=== EXERCISE DIRECTIONS ===
Restate every line of the material, word for word.

[Records about charts and figures]
((

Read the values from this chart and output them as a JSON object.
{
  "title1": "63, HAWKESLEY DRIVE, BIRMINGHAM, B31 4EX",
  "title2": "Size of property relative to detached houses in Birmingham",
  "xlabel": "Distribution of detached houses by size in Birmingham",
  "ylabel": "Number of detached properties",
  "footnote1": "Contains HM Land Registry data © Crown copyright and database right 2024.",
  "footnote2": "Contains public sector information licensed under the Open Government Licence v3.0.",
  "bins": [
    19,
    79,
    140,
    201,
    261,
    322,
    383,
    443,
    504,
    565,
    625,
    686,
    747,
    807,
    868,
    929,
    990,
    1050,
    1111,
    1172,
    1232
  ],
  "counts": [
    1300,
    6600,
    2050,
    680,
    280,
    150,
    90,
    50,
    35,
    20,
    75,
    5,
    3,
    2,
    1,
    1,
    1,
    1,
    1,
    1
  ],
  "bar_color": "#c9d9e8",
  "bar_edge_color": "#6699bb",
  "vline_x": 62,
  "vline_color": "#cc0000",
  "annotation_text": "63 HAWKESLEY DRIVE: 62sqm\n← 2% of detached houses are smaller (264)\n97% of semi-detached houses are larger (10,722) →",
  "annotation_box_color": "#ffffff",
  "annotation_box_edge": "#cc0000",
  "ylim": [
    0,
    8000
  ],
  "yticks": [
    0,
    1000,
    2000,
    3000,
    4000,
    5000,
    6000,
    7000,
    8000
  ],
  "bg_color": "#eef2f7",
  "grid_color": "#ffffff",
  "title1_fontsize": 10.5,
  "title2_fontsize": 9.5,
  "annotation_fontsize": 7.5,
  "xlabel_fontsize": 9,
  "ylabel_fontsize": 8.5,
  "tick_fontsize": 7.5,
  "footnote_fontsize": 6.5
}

))

=== SOLUTION TO THE EXERCISE ===
Read the values from this chart and output them as a JSON object.
{
  "title1": "63, HAWKESLEY DRIVE, BIRMINGHAM, B31 4EX",
  "title2": "Size of property relative to detached houses in Birmingham",
  "xlabel": "Distribution of detached houses by size in Birmingham",
  "ylabel": "Number of detached properties",
  "footnote1": "Contains HM Land Registry data © Crown copyright and database right 2024.",
  "footnote2": "Contains public sector information licensed under the Open Government Licence v3.0.",
  "bins": [
    19,
    79,
    140,
    201,
    261,
    322,
    383,
    443,
    504,
    565,
    625,
    686,
    747,
    807,
    868,
    929,
    990,
    1050,
    1111,
    1172,
    1232
  ],
  "counts": [
    1300,
    6600,
    2050,
    680,
    280,
    150,
    90,
    50,
    35,
    20,
    75,
    5,
    3,
    2,
    1,
    1,
    1,
    1,
    1,
    1
  ],
  "bar_color": "#c9d9e8",
  "bar_edge_color": "#6699bb",
  "vline_x": 62,
  "vline_color": "#cc0000",
  "annotation_text": "63 HAWKESLEY DRIVE: 62sqm\n← 2% of detached houses are smaller (264)\n97% of semi-detached houses are larger (10,722) →",
  "annotation_box_color": "#ffffff",
  "annotation_box_edge": "#cc0000",
  "ylim": [
    0,
    8000
  ],
  "yticks": [
    0,
    1000,
    2000,
    3000,
    4000,
    5000,
    6000,
    7000,
    8000
  ],
  "bg_color": "#eef2f7",
  "grid_color": "#ffffff",
  "title1_fontsize": 10.5,
  "title2_fontsize": 9.5,
  "annotation_fontsize": 7.5,
  "xlabel_fontsize": 9,
  "ylabel_fontsize": 8.5,
  "tick_fontsize": 7.5,
  "footnote_fontsize": 6.5
}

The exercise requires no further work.